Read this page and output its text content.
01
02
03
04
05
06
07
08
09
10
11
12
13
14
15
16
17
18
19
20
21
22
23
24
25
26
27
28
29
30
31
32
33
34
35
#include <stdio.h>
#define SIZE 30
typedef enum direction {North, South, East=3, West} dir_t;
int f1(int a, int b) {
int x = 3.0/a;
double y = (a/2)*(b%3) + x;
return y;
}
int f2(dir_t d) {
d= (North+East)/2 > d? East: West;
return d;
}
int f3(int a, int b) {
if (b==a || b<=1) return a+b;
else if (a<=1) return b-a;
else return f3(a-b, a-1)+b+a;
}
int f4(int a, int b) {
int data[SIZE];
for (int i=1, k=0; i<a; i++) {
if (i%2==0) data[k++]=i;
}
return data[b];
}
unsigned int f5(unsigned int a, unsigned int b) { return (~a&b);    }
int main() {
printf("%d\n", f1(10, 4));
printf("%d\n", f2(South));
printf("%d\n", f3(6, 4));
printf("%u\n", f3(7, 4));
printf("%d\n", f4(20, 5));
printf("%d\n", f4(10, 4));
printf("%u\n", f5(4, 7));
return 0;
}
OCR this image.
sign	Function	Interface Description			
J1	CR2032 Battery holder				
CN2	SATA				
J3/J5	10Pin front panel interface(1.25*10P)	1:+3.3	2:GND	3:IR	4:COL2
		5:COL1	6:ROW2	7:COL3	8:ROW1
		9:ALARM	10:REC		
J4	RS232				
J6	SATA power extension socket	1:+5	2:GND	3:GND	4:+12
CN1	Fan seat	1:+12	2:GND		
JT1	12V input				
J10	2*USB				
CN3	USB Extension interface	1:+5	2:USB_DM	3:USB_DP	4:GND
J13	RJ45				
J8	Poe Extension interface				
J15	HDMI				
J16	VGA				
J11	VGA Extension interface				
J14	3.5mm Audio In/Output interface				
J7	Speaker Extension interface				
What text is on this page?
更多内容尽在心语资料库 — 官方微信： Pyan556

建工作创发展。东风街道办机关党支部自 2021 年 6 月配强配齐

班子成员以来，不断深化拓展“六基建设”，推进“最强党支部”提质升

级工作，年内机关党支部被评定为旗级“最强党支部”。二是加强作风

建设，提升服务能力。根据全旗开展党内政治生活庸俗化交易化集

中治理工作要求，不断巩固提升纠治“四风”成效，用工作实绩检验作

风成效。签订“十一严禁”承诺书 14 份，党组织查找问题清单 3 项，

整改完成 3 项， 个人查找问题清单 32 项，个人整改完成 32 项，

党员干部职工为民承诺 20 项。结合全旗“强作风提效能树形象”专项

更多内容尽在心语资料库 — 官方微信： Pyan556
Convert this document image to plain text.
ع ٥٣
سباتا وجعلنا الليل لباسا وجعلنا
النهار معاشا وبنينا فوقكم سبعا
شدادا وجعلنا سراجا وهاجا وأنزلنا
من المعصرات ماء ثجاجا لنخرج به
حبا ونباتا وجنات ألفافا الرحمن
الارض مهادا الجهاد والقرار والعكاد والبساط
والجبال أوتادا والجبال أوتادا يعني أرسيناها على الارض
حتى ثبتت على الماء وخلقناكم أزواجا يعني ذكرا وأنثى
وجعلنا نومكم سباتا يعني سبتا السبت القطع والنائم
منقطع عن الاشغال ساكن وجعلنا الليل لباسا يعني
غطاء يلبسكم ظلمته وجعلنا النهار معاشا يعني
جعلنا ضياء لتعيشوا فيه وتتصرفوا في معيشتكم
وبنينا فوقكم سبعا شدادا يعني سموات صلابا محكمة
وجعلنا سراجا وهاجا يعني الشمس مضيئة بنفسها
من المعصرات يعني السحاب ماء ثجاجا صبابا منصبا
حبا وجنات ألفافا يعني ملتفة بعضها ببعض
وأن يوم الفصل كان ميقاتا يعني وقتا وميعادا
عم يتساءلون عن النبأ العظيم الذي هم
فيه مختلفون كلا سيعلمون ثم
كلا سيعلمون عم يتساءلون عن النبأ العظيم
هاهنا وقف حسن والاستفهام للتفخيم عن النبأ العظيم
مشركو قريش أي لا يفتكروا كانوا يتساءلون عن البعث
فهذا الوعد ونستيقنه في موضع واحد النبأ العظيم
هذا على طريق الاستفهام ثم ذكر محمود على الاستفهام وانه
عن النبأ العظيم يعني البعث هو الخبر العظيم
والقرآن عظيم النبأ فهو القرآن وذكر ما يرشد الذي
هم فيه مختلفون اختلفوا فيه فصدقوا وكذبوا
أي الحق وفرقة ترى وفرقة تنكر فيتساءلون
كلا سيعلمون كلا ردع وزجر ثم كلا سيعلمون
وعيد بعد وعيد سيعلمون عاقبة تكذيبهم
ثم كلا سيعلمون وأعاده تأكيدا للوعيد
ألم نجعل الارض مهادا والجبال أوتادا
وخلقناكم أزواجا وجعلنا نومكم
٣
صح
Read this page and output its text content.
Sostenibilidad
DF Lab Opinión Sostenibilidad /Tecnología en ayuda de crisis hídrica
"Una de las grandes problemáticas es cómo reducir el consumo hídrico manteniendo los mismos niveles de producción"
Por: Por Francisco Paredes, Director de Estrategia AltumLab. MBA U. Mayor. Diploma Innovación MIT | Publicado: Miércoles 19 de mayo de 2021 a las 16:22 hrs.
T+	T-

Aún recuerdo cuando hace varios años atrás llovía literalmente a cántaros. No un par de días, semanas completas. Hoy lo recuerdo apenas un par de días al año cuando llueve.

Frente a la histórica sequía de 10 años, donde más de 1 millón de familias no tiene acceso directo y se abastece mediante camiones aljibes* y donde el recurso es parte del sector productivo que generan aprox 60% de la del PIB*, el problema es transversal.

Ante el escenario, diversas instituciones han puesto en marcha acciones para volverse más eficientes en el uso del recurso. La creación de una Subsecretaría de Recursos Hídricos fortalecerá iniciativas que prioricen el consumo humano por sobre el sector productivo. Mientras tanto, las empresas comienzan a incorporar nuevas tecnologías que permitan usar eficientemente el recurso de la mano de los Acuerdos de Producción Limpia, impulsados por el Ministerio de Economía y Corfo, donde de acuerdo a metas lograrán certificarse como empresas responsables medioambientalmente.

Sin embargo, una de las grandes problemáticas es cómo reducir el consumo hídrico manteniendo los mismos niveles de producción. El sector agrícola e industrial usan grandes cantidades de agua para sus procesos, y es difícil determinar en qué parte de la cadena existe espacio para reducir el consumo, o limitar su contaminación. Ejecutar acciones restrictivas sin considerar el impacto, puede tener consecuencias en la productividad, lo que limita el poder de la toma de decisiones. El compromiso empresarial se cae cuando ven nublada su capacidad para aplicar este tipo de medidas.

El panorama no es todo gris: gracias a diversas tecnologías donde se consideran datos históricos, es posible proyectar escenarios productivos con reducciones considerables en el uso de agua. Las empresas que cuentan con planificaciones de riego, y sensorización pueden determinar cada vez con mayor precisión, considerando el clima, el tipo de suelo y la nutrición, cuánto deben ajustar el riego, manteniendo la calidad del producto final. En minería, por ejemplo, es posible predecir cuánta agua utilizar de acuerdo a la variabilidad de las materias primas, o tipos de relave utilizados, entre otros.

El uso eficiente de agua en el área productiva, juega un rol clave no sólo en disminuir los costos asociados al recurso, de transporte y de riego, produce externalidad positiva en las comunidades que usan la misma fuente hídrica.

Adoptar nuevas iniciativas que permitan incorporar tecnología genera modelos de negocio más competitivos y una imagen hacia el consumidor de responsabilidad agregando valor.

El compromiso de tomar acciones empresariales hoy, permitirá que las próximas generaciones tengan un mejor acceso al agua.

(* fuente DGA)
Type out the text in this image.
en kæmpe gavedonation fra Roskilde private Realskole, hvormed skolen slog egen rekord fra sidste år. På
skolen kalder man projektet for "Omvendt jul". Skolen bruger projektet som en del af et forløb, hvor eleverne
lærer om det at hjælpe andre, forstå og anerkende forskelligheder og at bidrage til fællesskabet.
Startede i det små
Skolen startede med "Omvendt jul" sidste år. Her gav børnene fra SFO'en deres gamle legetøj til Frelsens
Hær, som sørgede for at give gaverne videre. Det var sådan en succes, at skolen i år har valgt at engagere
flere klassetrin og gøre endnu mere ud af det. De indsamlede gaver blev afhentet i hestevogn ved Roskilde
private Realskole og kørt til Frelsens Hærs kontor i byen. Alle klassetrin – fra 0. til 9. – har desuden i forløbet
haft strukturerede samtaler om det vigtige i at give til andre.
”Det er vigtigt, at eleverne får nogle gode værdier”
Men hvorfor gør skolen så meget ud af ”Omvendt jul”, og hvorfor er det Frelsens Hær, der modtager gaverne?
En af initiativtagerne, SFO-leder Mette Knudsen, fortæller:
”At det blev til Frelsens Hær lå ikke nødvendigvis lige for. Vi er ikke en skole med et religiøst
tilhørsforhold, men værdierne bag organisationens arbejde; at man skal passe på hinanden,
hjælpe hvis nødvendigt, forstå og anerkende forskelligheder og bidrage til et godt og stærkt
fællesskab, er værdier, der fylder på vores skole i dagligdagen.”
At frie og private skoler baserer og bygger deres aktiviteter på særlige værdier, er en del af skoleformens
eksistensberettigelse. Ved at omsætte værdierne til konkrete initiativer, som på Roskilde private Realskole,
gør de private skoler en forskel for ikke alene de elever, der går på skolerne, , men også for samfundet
※ ※ ※
## The task
Where a line in the entries holds "años", copy that line.

## Output below
Aún recuerdo cuando hace varios años atrás llovía literalmente a cántaros. No un par de días, semanas completas. Hoy lo recuerdo apenas un par de días al año cuando llueve.
Frente a la histórica sequía de 10 años, donde más de 1 millón de familias no tiene acceso directo y se abastece mediante camiones aljibes* y donde el recurso es parte del sector productivo que generan aprox 60% de la del PIB*, el problema es transversal.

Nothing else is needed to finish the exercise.